_Task instructions_:
Pick out each line in the items that contains the string "have".

○ ○ ○ ○

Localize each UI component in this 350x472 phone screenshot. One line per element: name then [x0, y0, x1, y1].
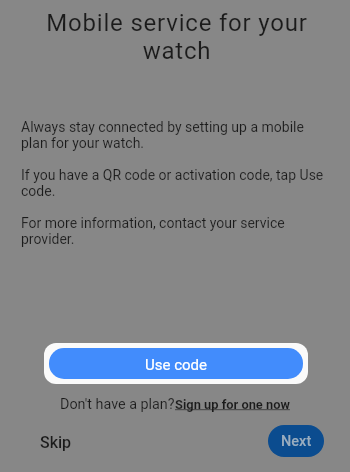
- staticText: Don't have a plan?: [60, 396, 175, 413]
- staticText: Next: [281, 433, 312, 450]
- button[interactable]: Next: [268, 425, 324, 457]
- button[interactable]: Use code: [44, 343, 308, 384]
- staticText: If you have a QR code or activation code…: [21, 167, 330, 199]
- staticText: Mobile service for your watch: [28, 9, 326, 65]
- button[interactable]: Skip: [27, 425, 85, 460]
- staticText: Use code: [145, 356, 207, 374]
- button[interactable]: Sign up for one now: [175, 397, 290, 412]
- staticText: Always stay connected by setting up a mo…: [21, 119, 330, 151]
- staticText: For more information, contact your servi…: [21, 215, 330, 247]
- staticText: Skip: [40, 433, 72, 452]
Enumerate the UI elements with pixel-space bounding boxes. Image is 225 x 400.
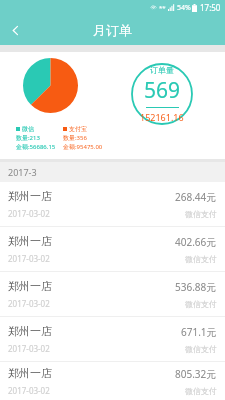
- staticText: 54%: [177, 3, 191, 13]
- button[interactable]: 郑州一店: [0, 227, 225, 272]
- staticText: **: [159, 4, 166, 12]
- staticText: 微信支付: [185, 209, 217, 219]
- staticText: 支付宝: [69, 125, 87, 133]
- staticText: 郑州一店: [8, 279, 52, 293]
- staticText: 152161.16: [140, 111, 184, 123]
- staticText: 郑州一店: [8, 189, 52, 203]
- button[interactable]: 郑州一店: [0, 182, 225, 227]
- staticText: 微信: [22, 125, 34, 133]
- staticText: 郑州一店: [8, 324, 52, 338]
- staticText: 微信支付: [185, 386, 217, 396]
- staticText: 微信支付: [185, 299, 217, 309]
- staticText: 402.66元: [175, 235, 217, 249]
- staticText: 2017-3: [8, 166, 37, 178]
- staticText: 2017-03-02: [8, 385, 50, 396]
- staticText: 805.32元: [175, 367, 217, 381]
- staticText: 月订单: [93, 22, 132, 38]
- staticText: 数量:213: [16, 134, 40, 142]
- staticText: 郑州一店: [8, 234, 52, 248]
- staticText: 郑州一店: [8, 366, 52, 380]
- button[interactable]: 郑州一店: [0, 362, 225, 400]
- staticText: 2017-03-02: [8, 208, 50, 219]
- staticText: 微信支付: [185, 254, 217, 264]
- staticText: 2017-03-02: [8, 343, 50, 354]
- button[interactable]: 郑州一店: [0, 272, 225, 317]
- staticText: 微信支付: [185, 344, 217, 354]
- staticText: 金额:95475.00: [63, 143, 103, 151]
- staticText: 671.1元: [181, 325, 217, 339]
- staticText: 569: [144, 76, 181, 105]
- staticText: 订单量: [150, 65, 174, 75]
- staticText: 2017-03-02: [8, 298, 50, 309]
- staticText: 268.44元: [175, 190, 217, 204]
- staticText: 数量:356: [63, 134, 87, 142]
- staticText: 536.88元: [175, 280, 217, 294]
- button[interactable]: 郑州一店: [0, 317, 225, 362]
- staticText: 金额:56686.15: [16, 143, 56, 151]
- button[interactable]: Back: [0, 15, 30, 45]
- staticText: 2017-03-02: [8, 253, 50, 264]
- staticText: 17:50: [200, 2, 221, 13]
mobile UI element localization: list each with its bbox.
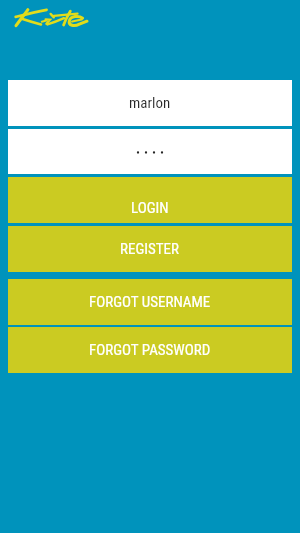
button[interactable]: FORGOT USERNAME: [8, 279, 292, 325]
staticText: FORGOT PASSWORD: [89, 341, 211, 359]
staticText: marlon: [129, 94, 171, 112]
staticText: LOGIN: [131, 199, 169, 217]
button[interactable]: marlon: [8, 80, 292, 126]
button[interactable]: REGISTER: [8, 226, 292, 272]
button[interactable]: FORGOT PASSWORD: [8, 327, 292, 373]
button[interactable]: [8, 129, 292, 174]
staticText: REGISTER: [120, 240, 180, 258]
button[interactable]: LOGIN: [8, 177, 292, 223]
other: Kite: [0, 0, 96, 38]
staticText: FORGOT USERNAME: [89, 293, 211, 311]
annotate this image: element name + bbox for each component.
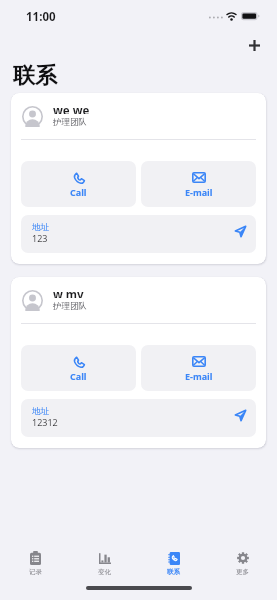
staticText: 联系 <box>13 62 57 90</box>
staticText: 地址 <box>32 406 49 416</box>
staticText: Call <box>70 370 87 382</box>
button[interactable]: Add contact <box>236 27 272 63</box>
button[interactable]: we we <box>11 93 266 139</box>
staticText: 护理团队 <box>53 117 87 128</box>
staticText: E-mail <box>185 186 213 198</box>
button[interactable]: 变化 <box>70 551 139 581</box>
staticText: 记录 <box>29 568 42 576</box>
button[interactable]: 地址 <box>21 215 256 253</box>
button[interactable]: Call <box>21 161 136 207</box>
staticText: 地址 <box>32 222 49 232</box>
staticText: 11:00 <box>26 9 56 25</box>
staticText: 12312 <box>32 416 58 428</box>
button[interactable]: w my <box>11 277 266 323</box>
button[interactable]: 地址 <box>21 399 256 437</box>
staticText: w my <box>53 287 84 298</box>
staticText: 联系 <box>167 568 180 576</box>
button[interactable]: E-mail <box>141 161 256 207</box>
staticText: 变化 <box>98 568 111 576</box>
button[interactable]: 更多 <box>208 551 277 581</box>
staticText: 更多 <box>236 568 249 576</box>
staticText: Call <box>70 186 87 198</box>
staticText: we we <box>53 103 90 114</box>
staticText: 护理团队 <box>53 301 87 312</box>
staticText: 123 <box>32 232 48 244</box>
button[interactable]: Call <box>21 345 136 391</box>
button[interactable]: 联系 <box>139 551 208 581</box>
button[interactable]: E-mail <box>141 345 256 391</box>
staticText: E-mail <box>185 370 213 382</box>
button[interactable]: 记录 <box>0 551 70 581</box>
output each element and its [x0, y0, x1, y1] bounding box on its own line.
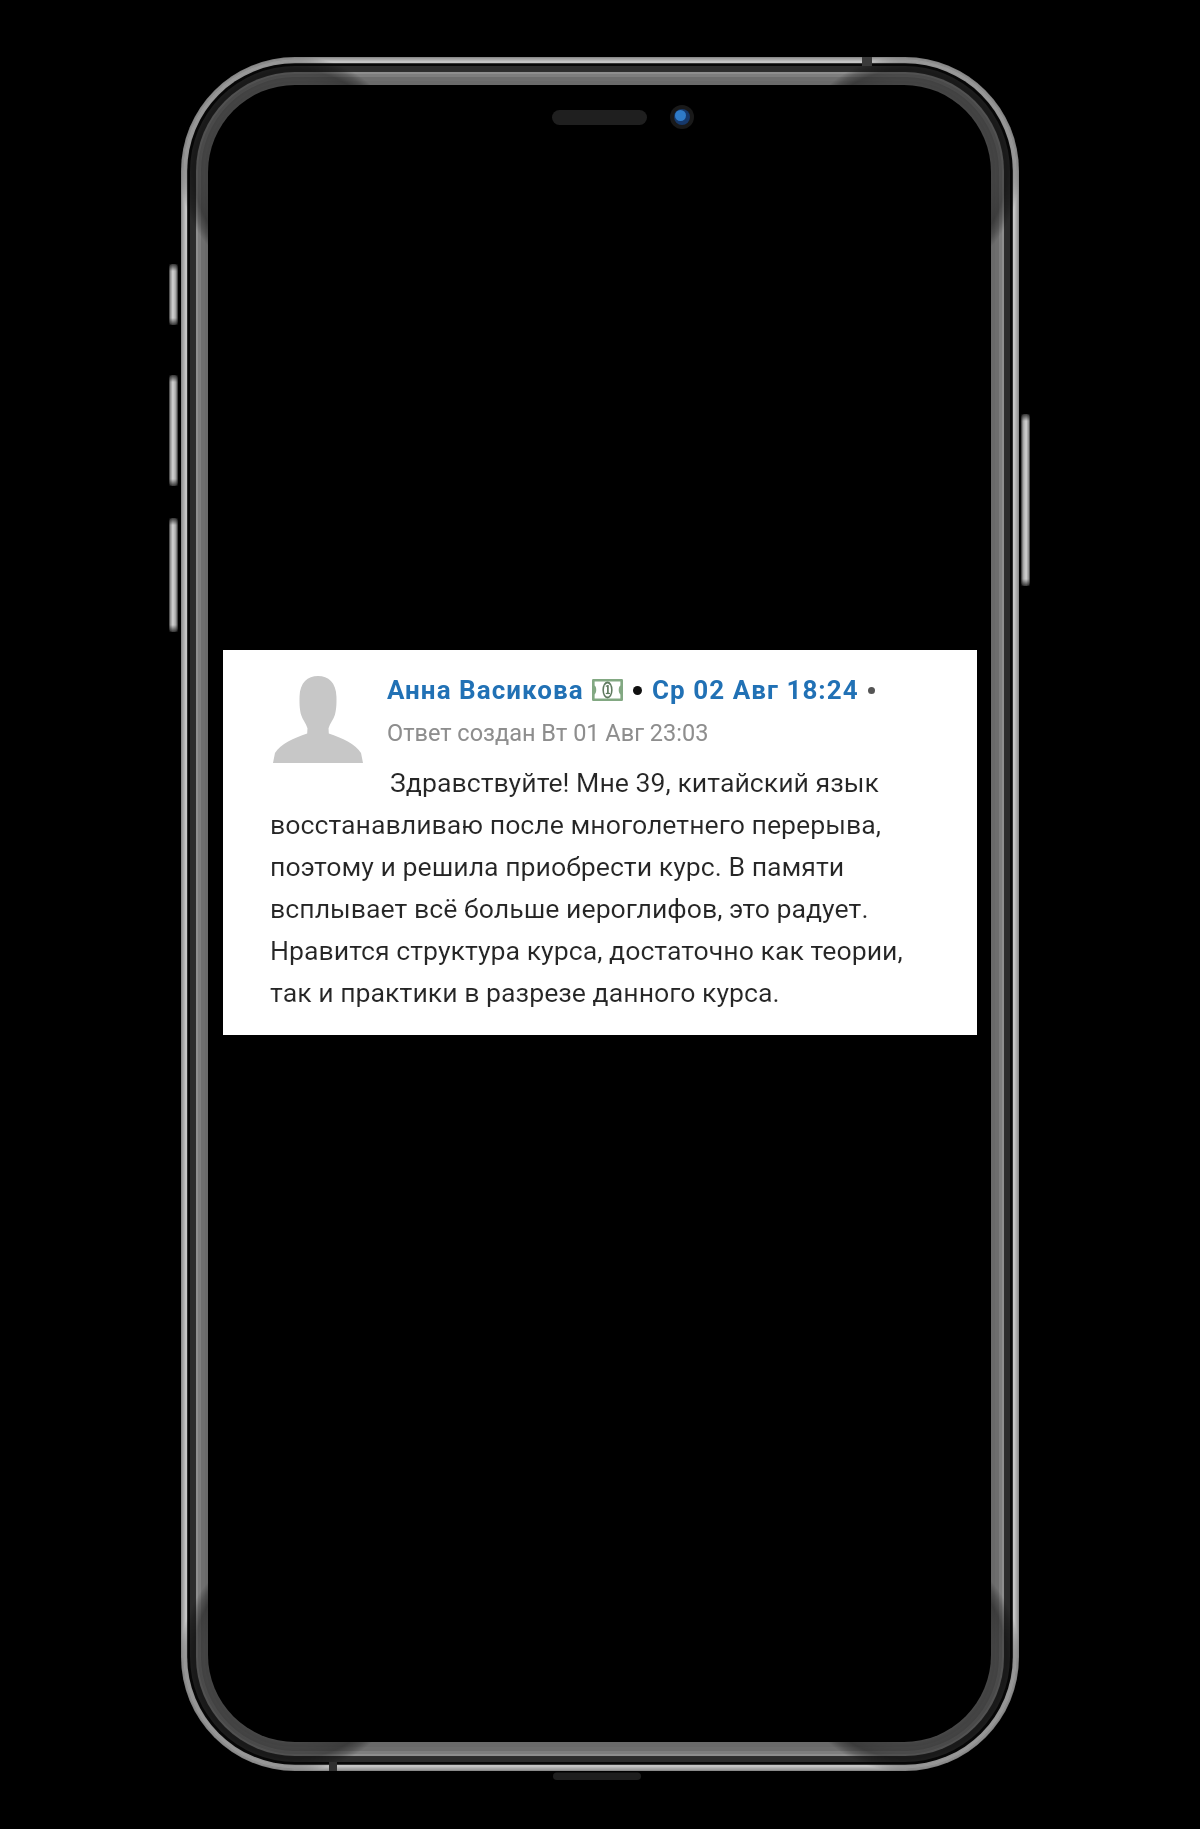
staticText: Ответ создан Вт 01 Авг 23:03: [387, 719, 709, 747]
button[interactable]: Анна Васикова: [223, 650, 977, 1035]
staticText: Анна Васикова: [387, 675, 584, 705]
staticText: Здравствуйте! Мне 39, китайский язык вос…: [270, 759, 930, 1011]
staticText: Ср 02 Авг 18:24: [652, 675, 859, 705]
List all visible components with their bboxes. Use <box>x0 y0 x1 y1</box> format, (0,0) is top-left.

○ ○ ○ ○

_Exercise response_:
- staticText: Don't have a plan?: [60, 396, 175, 413]
- staticText: If you have a QR code or activation code…: [21, 167, 330, 199]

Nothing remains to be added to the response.